Saved entries
┌──

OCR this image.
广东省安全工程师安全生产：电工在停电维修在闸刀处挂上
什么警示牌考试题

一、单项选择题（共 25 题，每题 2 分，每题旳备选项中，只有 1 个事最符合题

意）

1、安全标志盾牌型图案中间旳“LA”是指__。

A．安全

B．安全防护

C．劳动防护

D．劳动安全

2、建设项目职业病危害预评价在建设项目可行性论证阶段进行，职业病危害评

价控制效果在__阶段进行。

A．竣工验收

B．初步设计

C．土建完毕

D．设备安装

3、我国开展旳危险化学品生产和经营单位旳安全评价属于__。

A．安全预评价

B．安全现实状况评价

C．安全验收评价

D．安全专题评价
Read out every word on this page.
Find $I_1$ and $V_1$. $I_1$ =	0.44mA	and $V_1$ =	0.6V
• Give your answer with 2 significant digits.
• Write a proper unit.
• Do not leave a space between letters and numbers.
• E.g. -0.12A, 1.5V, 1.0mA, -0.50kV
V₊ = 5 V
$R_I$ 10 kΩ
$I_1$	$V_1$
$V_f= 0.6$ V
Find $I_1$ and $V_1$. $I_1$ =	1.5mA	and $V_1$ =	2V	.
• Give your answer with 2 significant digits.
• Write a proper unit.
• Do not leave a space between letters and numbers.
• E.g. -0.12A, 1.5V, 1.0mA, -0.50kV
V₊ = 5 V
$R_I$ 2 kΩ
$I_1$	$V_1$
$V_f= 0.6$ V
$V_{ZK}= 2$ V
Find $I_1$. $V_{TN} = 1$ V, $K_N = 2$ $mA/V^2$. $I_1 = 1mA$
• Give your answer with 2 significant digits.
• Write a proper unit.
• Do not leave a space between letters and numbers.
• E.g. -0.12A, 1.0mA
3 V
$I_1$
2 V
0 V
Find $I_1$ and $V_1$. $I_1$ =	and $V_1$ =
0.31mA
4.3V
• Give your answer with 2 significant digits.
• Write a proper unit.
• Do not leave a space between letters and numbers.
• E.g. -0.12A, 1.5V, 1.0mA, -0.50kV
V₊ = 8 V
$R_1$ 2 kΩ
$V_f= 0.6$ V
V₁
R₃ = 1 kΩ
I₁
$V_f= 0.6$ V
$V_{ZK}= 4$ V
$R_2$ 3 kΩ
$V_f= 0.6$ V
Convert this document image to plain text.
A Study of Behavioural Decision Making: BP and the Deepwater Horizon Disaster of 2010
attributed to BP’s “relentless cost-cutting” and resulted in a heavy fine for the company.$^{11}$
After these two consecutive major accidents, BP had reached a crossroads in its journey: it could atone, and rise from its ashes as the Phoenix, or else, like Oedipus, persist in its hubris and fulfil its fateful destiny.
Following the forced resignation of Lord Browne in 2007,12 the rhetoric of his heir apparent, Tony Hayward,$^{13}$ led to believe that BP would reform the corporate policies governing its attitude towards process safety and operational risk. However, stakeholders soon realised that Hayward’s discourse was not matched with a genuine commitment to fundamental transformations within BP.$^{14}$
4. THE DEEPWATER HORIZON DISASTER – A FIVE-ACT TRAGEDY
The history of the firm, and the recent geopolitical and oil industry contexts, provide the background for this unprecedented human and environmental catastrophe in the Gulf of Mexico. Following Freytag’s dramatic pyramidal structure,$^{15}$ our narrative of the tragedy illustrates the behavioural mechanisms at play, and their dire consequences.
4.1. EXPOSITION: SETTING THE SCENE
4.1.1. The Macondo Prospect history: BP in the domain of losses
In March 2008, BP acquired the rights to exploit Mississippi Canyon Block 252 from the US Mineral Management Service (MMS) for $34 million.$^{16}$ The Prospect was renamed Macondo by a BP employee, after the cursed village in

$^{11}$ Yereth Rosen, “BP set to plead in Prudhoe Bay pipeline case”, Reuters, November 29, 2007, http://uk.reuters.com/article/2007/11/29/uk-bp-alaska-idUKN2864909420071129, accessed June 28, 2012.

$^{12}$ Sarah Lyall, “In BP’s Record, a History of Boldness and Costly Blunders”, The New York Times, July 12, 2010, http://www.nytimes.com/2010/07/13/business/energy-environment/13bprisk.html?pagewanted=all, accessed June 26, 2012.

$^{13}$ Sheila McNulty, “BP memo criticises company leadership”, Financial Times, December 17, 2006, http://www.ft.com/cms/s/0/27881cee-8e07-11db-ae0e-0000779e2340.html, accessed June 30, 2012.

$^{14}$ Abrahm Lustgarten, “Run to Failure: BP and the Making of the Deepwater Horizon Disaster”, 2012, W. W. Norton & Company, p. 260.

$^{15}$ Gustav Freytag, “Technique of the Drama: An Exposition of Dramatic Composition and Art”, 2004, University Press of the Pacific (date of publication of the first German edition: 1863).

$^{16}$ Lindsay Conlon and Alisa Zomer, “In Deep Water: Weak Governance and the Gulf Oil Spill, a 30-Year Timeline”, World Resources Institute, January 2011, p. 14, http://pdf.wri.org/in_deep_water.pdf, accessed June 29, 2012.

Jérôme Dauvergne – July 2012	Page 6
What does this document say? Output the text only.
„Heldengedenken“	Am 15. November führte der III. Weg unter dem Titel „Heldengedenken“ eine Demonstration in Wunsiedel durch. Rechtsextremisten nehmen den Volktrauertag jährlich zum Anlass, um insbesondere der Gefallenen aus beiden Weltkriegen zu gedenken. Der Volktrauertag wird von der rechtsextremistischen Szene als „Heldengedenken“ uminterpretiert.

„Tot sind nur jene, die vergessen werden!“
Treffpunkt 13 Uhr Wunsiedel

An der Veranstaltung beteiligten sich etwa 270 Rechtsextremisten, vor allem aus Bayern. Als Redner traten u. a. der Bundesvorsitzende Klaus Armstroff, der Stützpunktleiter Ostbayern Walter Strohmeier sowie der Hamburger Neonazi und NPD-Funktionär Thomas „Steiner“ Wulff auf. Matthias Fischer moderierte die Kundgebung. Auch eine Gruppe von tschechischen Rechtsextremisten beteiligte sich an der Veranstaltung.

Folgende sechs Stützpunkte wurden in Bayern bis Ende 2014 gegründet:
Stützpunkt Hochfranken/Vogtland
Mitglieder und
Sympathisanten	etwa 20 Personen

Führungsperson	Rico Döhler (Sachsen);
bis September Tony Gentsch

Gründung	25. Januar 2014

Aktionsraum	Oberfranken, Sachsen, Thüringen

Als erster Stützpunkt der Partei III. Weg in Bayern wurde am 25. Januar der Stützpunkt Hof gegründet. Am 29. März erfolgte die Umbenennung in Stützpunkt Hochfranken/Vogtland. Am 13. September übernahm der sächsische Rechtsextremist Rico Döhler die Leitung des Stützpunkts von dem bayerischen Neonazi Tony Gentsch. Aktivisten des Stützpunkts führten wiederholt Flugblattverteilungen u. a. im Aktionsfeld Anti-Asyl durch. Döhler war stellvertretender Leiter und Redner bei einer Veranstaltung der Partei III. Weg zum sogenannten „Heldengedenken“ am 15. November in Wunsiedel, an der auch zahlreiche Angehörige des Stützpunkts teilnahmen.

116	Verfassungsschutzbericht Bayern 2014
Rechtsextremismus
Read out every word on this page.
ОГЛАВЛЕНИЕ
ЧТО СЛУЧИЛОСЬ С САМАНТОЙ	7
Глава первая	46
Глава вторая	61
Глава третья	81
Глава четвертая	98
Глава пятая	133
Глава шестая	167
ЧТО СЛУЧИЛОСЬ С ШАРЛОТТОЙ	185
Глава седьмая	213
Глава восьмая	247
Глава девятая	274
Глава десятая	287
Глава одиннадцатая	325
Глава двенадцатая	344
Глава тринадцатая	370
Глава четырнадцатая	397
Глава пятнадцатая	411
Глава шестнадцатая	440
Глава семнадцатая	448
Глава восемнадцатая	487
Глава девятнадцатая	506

└──

Copy the records above exactly.

OCR this image.
广东省安全工程师安全生产：电工在停电维修在闸刀处挂上
什么警示牌考试题

一、单项选择题（共 25 题，每题 2 分，每题旳备选项中，只有 1 个事最符合题

意）

1、安全标志盾牌型图案中间旳“LA”是指__。

A．安全

B．安全防护

C．劳动防护

D．劳动安全

2、建设项目职业病危害预评价在建设项目可行性论证阶段进行，职业病危害评

价控制效果在__阶段进行。

A．竣工验收

B．初步设计

C．土建完毕

D．设备安装

3、我国开展旳危险化学品生产和经营单位旳安全评价属于__。

A．安全预评价

B．安全现实状况评价

C．安全验收评价

D．安全专题评价
Read out every word on this page.
Find $I_1$ and $V_1$. $I_1$ =	0.44mA	and $V_1$ =	0.6V
• Give your answer with 2 significant digits.
• Write a proper unit.
• Do not leave a space between letters and numbers.
• E.g. -0.12A, 1.5V, 1.0mA, -0.50kV
V₊ = 5 V
$R_I$ 10 kΩ
$I_1$	$V_1$
$V_f= 0.6$ V
Find $I_1$ and $V_1$. $I_1$ =	1.5mA	and $V_1$ =	2V	.
• Give your answer with 2 significant digits.
• Write a proper unit.
• Do not leave a space between letters and numbers.
• E.g. -0.12A, 1.5V, 1.0mA, -0.50kV
V₊ = 5 V
$R_I$ 2 kΩ
$I_1$	$V_1$
$V_f= 0.6$ V
$V_{ZK}= 2$ V
Find $I_1$. $V_{TN} = 1$ V, $K_N = 2$ $mA/V^2$. $I_1 = 1mA$
• Give your answer with 2 significant digits.
• Write a proper unit.
• Do not leave a space between letters and numbers.
• E.g. -0.12A, 1.0mA
3 V
$I_1$
2 V
0 V
Find $I_1$ and $V_1$. $I_1$ =	and $V_1$ =
0.31mA
4.3V
• Give your answer with 2 significant digits.
• Write a proper unit.
• Do not leave a space between letters and numbers.
• E.g. -0.12A, 1.5V, 1.0mA, -0.50kV
V₊ = 8 V
$R_1$ 2 kΩ
$V_f= 0.6$ V
V₁
R₃ = 1 kΩ
I₁
$V_f= 0.6$ V
$V_{ZK}= 4$ V
$R_2$ 3 kΩ
$V_f= 0.6$ V
Convert this document image to plain text.
A Study of Behavioural Decision Making: BP and the Deepwater Horizon Disaster of 2010
attributed to BP’s “relentless cost-cutting” and resulted in a heavy fine for the company.$^{11}$
After these two consecutive major accidents, BP had reached a crossroads in its journey: it could atone, and rise from its ashes as the Phoenix, or else, like Oedipus, persist in its hubris and fulfil its fateful destiny.
Following the forced resignation of Lord Browne in 2007,12 the rhetoric of his heir apparent, Tony Hayward,$^{13}$ led to believe that BP would reform the corporate policies governing its attitude towards process safety and operational risk. However, stakeholders soon realised that Hayward’s discourse was not matched with a genuine commitment to fundamental transformations within BP.$^{14}$
4. THE DEEPWATER HORIZON DISASTER – A FIVE-ACT TRAGEDY
The history of the firm, and the recent geopolitical and oil industry contexts, provide the background for this unprecedented human and environmental catastrophe in the Gulf of Mexico. Following Freytag’s dramatic pyramidal structure,$^{15}$ our narrative of the tragedy illustrates the behavioural mechanisms at play, and their dire consequences.
4.1. EXPOSITION: SETTING THE SCENE
4.1.1. The Macondo Prospect history: BP in the domain of losses
In March 2008, BP acquired the rights to exploit Mississippi Canyon Block 252 from the US Mineral Management Service (MMS) for $34 million.$^{16}$ The Prospect was renamed Macondo by a BP employee, after the cursed village in

$^{11}$ Yereth Rosen, “BP set to plead in Prudhoe Bay pipeline case”, Reuters, November 29, 2007, http://uk.reuters.com/article/2007/11/29/uk-bp-alaska-idUKN2864909420071129, accessed June 28, 2012.

$^{12}$ Sarah Lyall, “In BP’s Record, a History of Boldness and Costly Blunders”, The New York Times, July 12, 2010, http://www.nytimes.com/2010/07/13/business/energy-environment/13bprisk.html?pagewanted=all, accessed June 26, 2012.

$^{13}$ Sheila McNulty, “BP memo criticises company leadership”, Financial Times, December 17, 2006, http://www.ft.com/cms/s/0/27881cee-8e07-11db-ae0e-0000779e2340.html, accessed June 30, 2012.

$^{14}$ Abrahm Lustgarten, “Run to Failure: BP and the Making of the Deepwater Horizon Disaster”, 2012, W. W. Norton & Company, p. 260.

$^{15}$ Gustav Freytag, “Technique of the Drama: An Exposition of Dramatic Composition and Art”, 2004, University Press of the Pacific (date of publication of the first German edition: 1863).

$^{16}$ Lindsay Conlon and Alisa Zomer, “In Deep Water: Weak Governance and the Gulf Oil Spill, a 30-Year Timeline”, World Resources Institute, January 2011, p. 14, http://pdf.wri.org/in_deep_water.pdf, accessed June 29, 2012.

Jérôme Dauvergne – July 2012	Page 6
What does this document say? Output the text only.
„Heldengedenken“	Am 15. November führte der III. Weg unter dem Titel „Heldengedenken“ eine Demonstration in Wunsiedel durch. Rechtsextremisten nehmen den Volktrauertag jährlich zum Anlass, um insbesondere der Gefallenen aus beiden Weltkriegen zu gedenken. Der Volktrauertag wird von der rechtsextremistischen Szene als „Heldengedenken“ uminterpretiert.

„Tot sind nur jene, die vergessen werden!“
Treffpunkt 13 Uhr Wunsiedel

An der Veranstaltung beteiligten sich etwa 270 Rechtsextremisten, vor allem aus Bayern. Als Redner traten u. a. der Bundesvorsitzende Klaus Armstroff, der Stützpunktleiter Ostbayern Walter Strohmeier sowie der Hamburger Neonazi und NPD-Funktionär Thomas „Steiner“ Wulff auf. Matthias Fischer moderierte die Kundgebung. Auch eine Gruppe von tschechischen Rechtsextremisten beteiligte sich an der Veranstaltung.

Folgende sechs Stützpunkte wurden in Bayern bis Ende 2014 gegründet:
Stützpunkt Hochfranken/Vogtland
Mitglieder und
Sympathisanten	etwa 20 Personen

Führungsperson	Rico Döhler (Sachsen);
bis September Tony Gentsch

Gründung	25. Januar 2014

Aktionsraum	Oberfranken, Sachsen, Thüringen

Als erster Stützpunkt der Partei III. Weg in Bayern wurde am 25. Januar der Stützpunkt Hof gegründet. Am 29. März erfolgte die Umbenennung in Stützpunkt Hochfranken/Vogtland. Am 13. September übernahm der sächsische Rechtsextremist Rico Döhler die Leitung des Stützpunkts von dem bayerischen Neonazi Tony Gentsch. Aktivisten des Stützpunkts führten wiederholt Flugblattverteilungen u. a. im Aktionsfeld Anti-Asyl durch. Döhler war stellvertretender Leiter und Redner bei einer Veranstaltung der Partei III. Weg zum sogenannten „Heldengedenken“ am 15. November in Wunsiedel, an der auch zahlreiche Angehörige des Stützpunkts teilnahmen.

116	Verfassungsschutzbericht Bayern 2014
Rechtsextremismus
Read out every word on this page.
ОГЛАВЛЕНИЕ
ЧТО СЛУЧИЛОСЬ С САМАНТОЙ	7
Глава первая	46
Глава вторая	61
Глава третья	81
Глава четвертая	98
Глава пятая	133
Глава шестая	167
ЧТО СЛУЧИЛОСЬ С ШАРЛОТТОЙ	185
Глава седьмая	213
Глава восьмая	247
Глава девятая	274
Глава десятая	287
Глава одиннадцатая	325
Глава двенадцатая	344
Глава тринадцатая	370
Глава четырнадцатая	397
Глава пятнадцатая	411
Глава шестнадцатая	440
Глава семнадцатая	448
Глава восемнадцатая	487
Глава девятнадцатая	506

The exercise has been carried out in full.